**What you will do:**
Note each line that includes the word "JSON". Copy those lines.

(Rows from a figure dataset)
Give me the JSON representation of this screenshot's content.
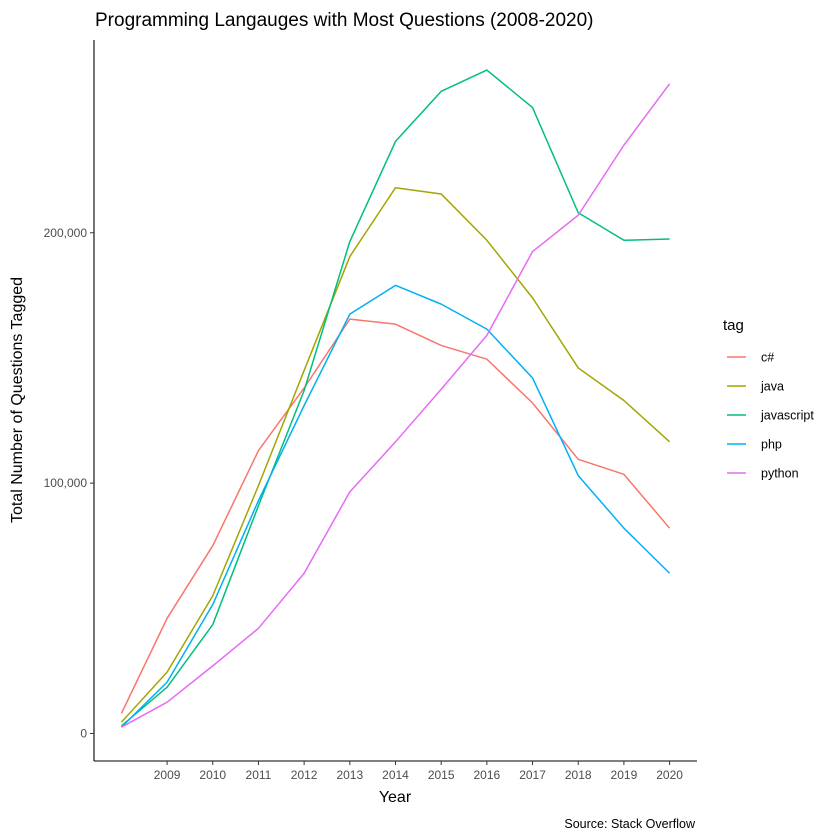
{
  "chart_data": {
    "type": "line",
    "title": "Programming Langauges with Most Questions (2008-2020)",
    "xlabel": "Year",
    "ylabel": "Total Number of Questions Tagged",
    "caption": "Source: Stack Overflow",
    "x": [
      2008,
      2009,
      2010,
      2011,
      2012,
      2013,
      2014,
      2015,
      2016,
      2017,
      2018,
      2019,
      2020
    ],
    "x_tick_labels": [
      "2009",
      "2010",
      "2011",
      "2012",
      "2013",
      "2014",
      "2015",
      "2016",
      "2017",
      "2018",
      "2019",
      "2020"
    ],
    "x_tick_values": [
      2009,
      2010,
      2011,
      2012,
      2013,
      2014,
      2015,
      2016,
      2017,
      2018,
      2019,
      2020
    ],
    "y_tick_values": [
      0,
      100000,
      200000
    ],
    "y_tick_labels": [
      "0",
      "100,000",
      "200,000"
    ],
    "ylim": [
      -11000,
      277000
    ],
    "xlim": [
      2007.4,
      2020.6
    ],
    "grid": false,
    "legend": {
      "title": "tag",
      "position": "right"
    },
    "series": [
      {
        "name": "c#",
        "color": "#F8766D",
        "values": [
          8000,
          46000,
          75000,
          113000,
          138000,
          165500,
          163500,
          155000,
          149500,
          132000,
          109500,
          103500,
          82000
        ]
      },
      {
        "name": "java",
        "color": "#A3A500",
        "values": [
          4500,
          24500,
          55000,
          99000,
          145000,
          190500,
          218000,
          215500,
          197000,
          174000,
          146000,
          133000,
          116500
        ]
      },
      {
        "name": "javascript",
        "color": "#00BF7D",
        "values": [
          3000,
          18500,
          43500,
          91000,
          137000,
          196500,
          236500,
          256500,
          265000,
          250000,
          208000,
          197000,
          197500
        ]
      },
      {
        "name": "php",
        "color": "#00B0F6",
        "values": [
          2500,
          20500,
          51500,
          93000,
          131000,
          167500,
          179000,
          171500,
          161500,
          142000,
          103000,
          82000,
          64000
        ]
      },
      {
        "name": "python",
        "color": "#E76BF3",
        "values": [
          2500,
          12500,
          27000,
          42000,
          64000,
          96500,
          116500,
          137500,
          159000,
          192500,
          207000,
          235000,
          259500
        ]
      }
    ]
  }
}
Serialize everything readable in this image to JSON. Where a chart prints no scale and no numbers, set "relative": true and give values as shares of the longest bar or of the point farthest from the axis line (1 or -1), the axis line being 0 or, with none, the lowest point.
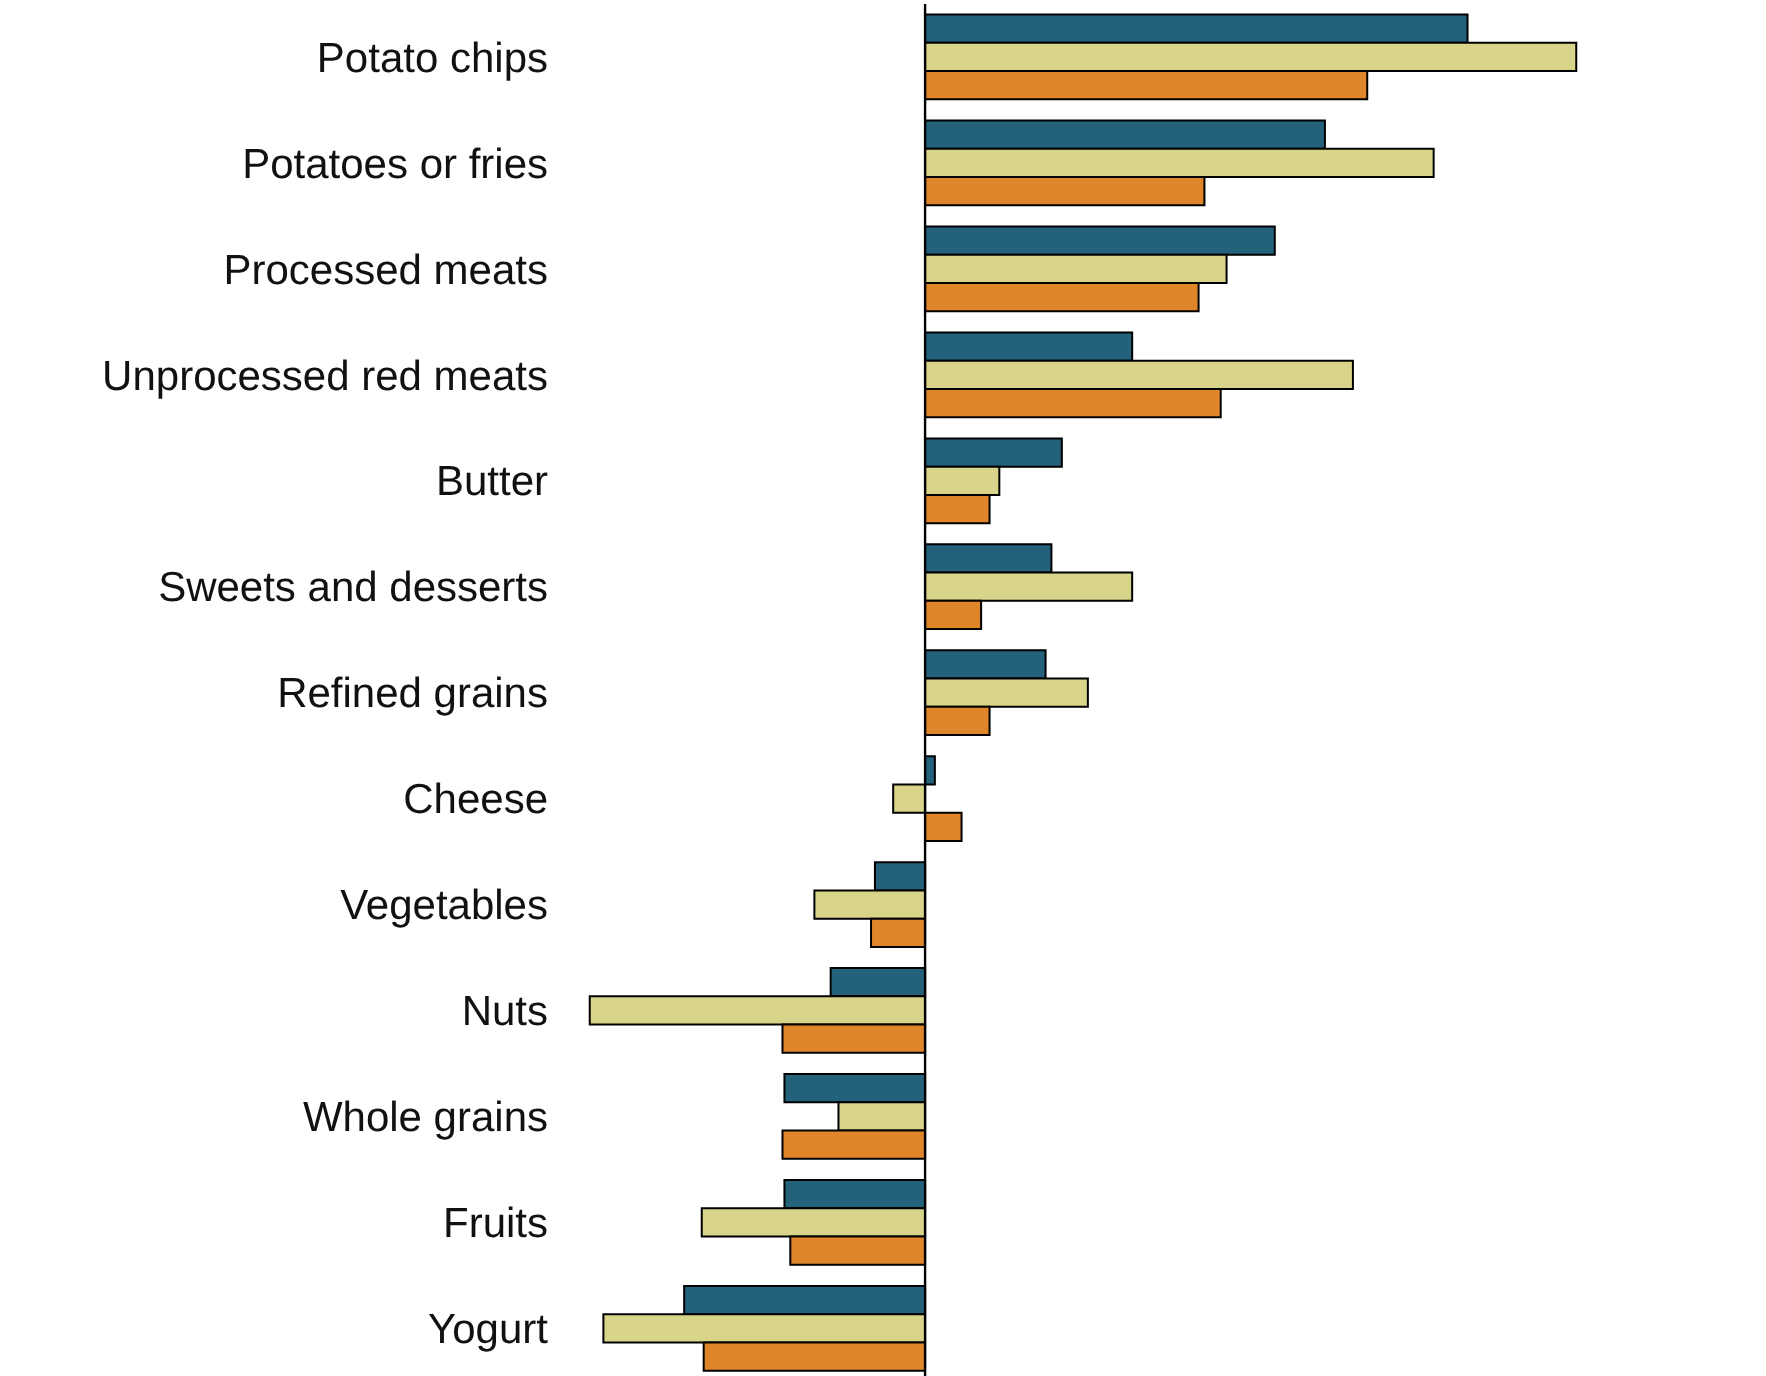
{
  "chart_data": {
    "type": "bar",
    "orientation": "horizontal",
    "relative": true,
    "categories": [
      "Potato chips",
      "Potatoes or fries",
      "Processed meats",
      "Unprocessed red meats",
      "Butter",
      "Sweets and desserts",
      "Refined grains",
      "Cheese",
      "Vegetables",
      "Nuts",
      "Whole grains",
      "Fruits",
      "Yogurt"
    ],
    "series": [
      {
        "color": "#24627c",
        "values": [
          0.833,
          0.614,
          0.537,
          0.318,
          0.21,
          0.194,
          0.185,
          0.015,
          -0.077,
          -0.145,
          -0.216,
          -0.216,
          -0.37
        ]
      },
      {
        "color": "#d8d48a",
        "values": [
          1,
          0.781,
          0.463,
          0.657,
          0.114,
          0.318,
          0.25,
          -0.049,
          -0.17,
          -0.515,
          -0.133,
          -0.343,
          -0.494
        ]
      },
      {
        "color": "#e0862a",
        "values": [
          0.679,
          0.429,
          0.42,
          0.454,
          0.099,
          0.086,
          0.099,
          0.056,
          -0.083,
          -0.219,
          -0.219,
          -0.207,
          -0.34
        ]
      }
    ]
  }
}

**Answer to the task:**
Give me the JSON representation of this screenshot's content.
Serialize everything readable in this image to JSON. Where a chart prints no scale and no numbers, set "relative": true and give values as shares of the longest bar or of the point farthest from the axis line (1 or -1), the axis line being 0 or, with none, the lowest point.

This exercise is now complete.